## YOUR INSTRUCTIONS
Nothing in the data should change when you return it, but leave the pictures out.

(A run of records)

=-=-=

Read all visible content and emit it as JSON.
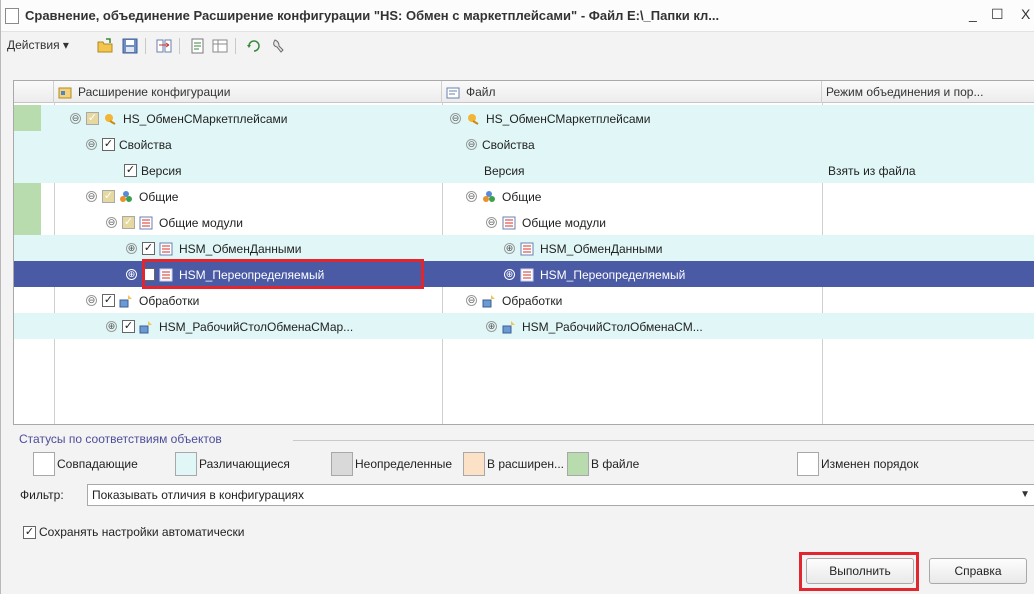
{
  "window": {
    "title": "Сравнение, объединение Расширение конфигурации \"HS: Обмен с маркетплейсами\" - Файл E:\\_Папки кл...",
    "minimize_glyph": "_",
    "maximize_glyph": "☐",
    "close_glyph": "X"
  },
  "toolbar": {
    "actions_label": "Действия",
    "dropdown_glyph": "▾",
    "icons": [
      "open-icon",
      "save-icon",
      "compare-icon",
      "report-icon",
      "refresh-icon",
      "settings-icon"
    ]
  },
  "grid": {
    "columns": [
      {
        "label": "Расширение конфигурации",
        "icon": "extension-icon"
      },
      {
        "label": "Файл",
        "icon": "file-icon"
      },
      {
        "label": "Режим объединения и пор..."
      }
    ],
    "rows": [
      {
        "left": "HS_ОбменСМаркетплейсами",
        "right": "HS_ОбменСМаркетплейсами",
        "mode": "",
        "expander": "⊖",
        "left_check": "partial",
        "icon": "config-icon"
      },
      {
        "left": "Свойства",
        "right": "Свойства",
        "mode": "",
        "expander": "⊖",
        "left_check": "checked",
        "icon": ""
      },
      {
        "left": "Версия",
        "right": "Версия",
        "mode": "Взять из файла",
        "expander": "",
        "left_check": "checked",
        "icon": ""
      },
      {
        "left": "Общие",
        "right": "Общие",
        "mode": "",
        "expander": "⊖",
        "left_check": "partial",
        "icon": "common-icon"
      },
      {
        "left": "Общие модули",
        "right": "Общие модули",
        "mode": "",
        "expander": "⊖",
        "left_check": "partial",
        "icon": "module-icon"
      },
      {
        "left": "HSM_ОбменДанными",
        "right": "HSM_ОбменДанными",
        "mode": "",
        "expander": "⊕",
        "left_check": "checked",
        "icon": "module-icon"
      },
      {
        "left": "HSM_Переопределяемый",
        "right": "HSM_Переопределяемый",
        "mode": "",
        "expander": "⊕",
        "left_check": "unchecked",
        "icon": "module-icon"
      },
      {
        "left": "Обработки",
        "right": "Обработки",
        "mode": "",
        "expander": "⊖",
        "left_check": "checked",
        "icon": "processing-icon"
      },
      {
        "left": "HSM_РабочийСтолОбменаСМар...",
        "right": "HSM_РабочийСтолОбменаСМ...",
        "mode": "",
        "expander": "⊕",
        "left_check": "checked",
        "icon": "processing-icon"
      }
    ]
  },
  "statuses": {
    "title": "Статусы по соответствиям объектов",
    "items": [
      {
        "label": "Совпадающие",
        "color": "#ffffff"
      },
      {
        "label": "Различающиеся",
        "color": "#e1f7f7"
      },
      {
        "label": "Неопределенные",
        "color": "#d9d9d9"
      },
      {
        "label": "В расширен...",
        "color": "#fbe1c6"
      },
      {
        "label": "В файле",
        "color": "#b9dcae"
      },
      {
        "label": "Изменен порядок",
        "color": "#ffffff"
      }
    ]
  },
  "filter": {
    "label": "Фильтр:",
    "value": "Показывать отличия в конфигурациях"
  },
  "save_settings": {
    "label": "Сохранять настройки автоматически",
    "checked": true
  },
  "buttons": {
    "execute": "Выполнить",
    "help": "Справка"
  },
  "colors": {
    "selection": "#4a5aa5",
    "differing_row": "#e1f7f7",
    "in_file_mark": "#b9dcae",
    "highlight": "#e0262e"
  }
}
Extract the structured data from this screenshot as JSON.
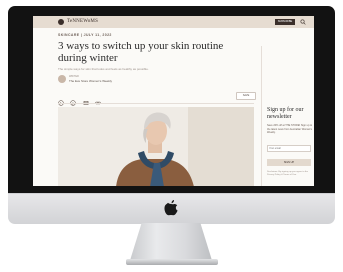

=-=-=

## EXPECTED ANSWER
Read all visible content and emit it as JSON.
{
  "window": {
    "title": "Сравнение, объединение Расширение конфигурации \"HS: Обмен с маркетплейсами\" - Файл E:\\_Папки кл...",
    "minimize_glyph": "_",
    "maximize_glyph": "☐",
    "close_glyph": "X"
  },
  "toolbar": {
    "actions_label": "Действия",
    "dropdown_glyph": "▾",
    "icons": [
      "open-icon",
      "save-icon",
      "compare-icon",
      "report-icon",
      "refresh-icon",
      "settings-icon"
    ]
  },
  "grid": {
    "columns": [
      {
        "label": "Расширение конфигурации",
        "icon": "extension-icon"
      },
      {
        "label": "Файл",
        "icon": "file-icon"
      },
      {
        "label": "Режим объединения и пор..."
      }
    ],
    "rows": [
      {
        "left": "HS_ОбменСМаркетплейсами",
        "right": "HS_ОбменСМаркетплейсами",
        "mode": "",
        "expander": "⊖",
        "left_check": "partial",
        "icon": "config-icon"
      },
      {
        "left": "Свойства",
        "right": "Свойства",
        "mode": "",
        "expander": "⊖",
        "left_check": "checked",
        "icon": ""
      },
      {
        "left": "Версия",
        "right": "Версия",
        "mode": "Взять из файла",
        "expander": "",
        "left_check": "checked",
        "icon": ""
      },
      {
        "left": "Общие",
        "right": "Общие",
        "mode": "",
        "expander": "⊖",
        "left_check": "partial",
        "icon": "common-icon"
      },
      {
        "left": "Общие модули",
        "right": "Общие модули",
        "mode": "",
        "expander": "⊖",
        "left_check": "partial",
        "icon": "module-icon"
      },
      {
        "left": "HSM_ОбменДанными",
        "right": "HSM_ОбменДанными",
        "mode": "",
        "expander": "⊕",
        "left_check": "checked",
        "icon": "module-icon"
      },
      {
        "left": "HSM_Переопределяемый",
        "right": "HSM_Переопределяемый",
        "mode": "",
        "expander": "⊕",
        "left_check": "unchecked",
        "icon": "module-icon"
      },
      {
        "left": "Обработки",
        "right": "Обработки",
        "mode": "",
        "expander": "⊖",
        "left_check": "checked",
        "icon": "processing-icon"
      },
      {
        "left": "HSM_РабочийСтолОбменаСМар...",
        "right": "HSM_РабочийСтолОбменаСМ...",
        "mode": "",
        "expander": "⊕",
        "left_check": "checked",
        "icon": "processing-icon"
      }
    ]
  },
  "statuses": {
    "title": "Статусы по соответствиям объектов",
    "items": [
      {
        "label": "Совпадающие",
        "color": "#ffffff"
      },
      {
        "label": "Различающиеся",
        "color": "#e1f7f7"
      },
      {
        "label": "Неопределенные",
        "color": "#d9d9d9"
      },
      {
        "label": "В расширен...",
        "color": "#fbe1c6"
      },
      {
        "label": "В файле",
        "color": "#b9dcae"
      },
      {
        "label": "Изменен порядок",
        "color": "#ffffff"
      }
    ]
  },
  "filter": {
    "label": "Фильтр:",
    "value": "Показывать отличия в конфигурациях"
  },
  "save_settings": {
    "label": "Сохранять настройки автоматически",
    "checked": true
  },
  "buttons": {
    "execute": "Выполнить",
    "help": "Справка"
  },
  "colors": {
    "selection": "#4a5aa5",
    "differing_row": "#e1f7f7",
    "in_file_mark": "#b9dcae",
    "highlight": "#e0262e"
  }
}
Extract the structured data from this screenshot as JSON.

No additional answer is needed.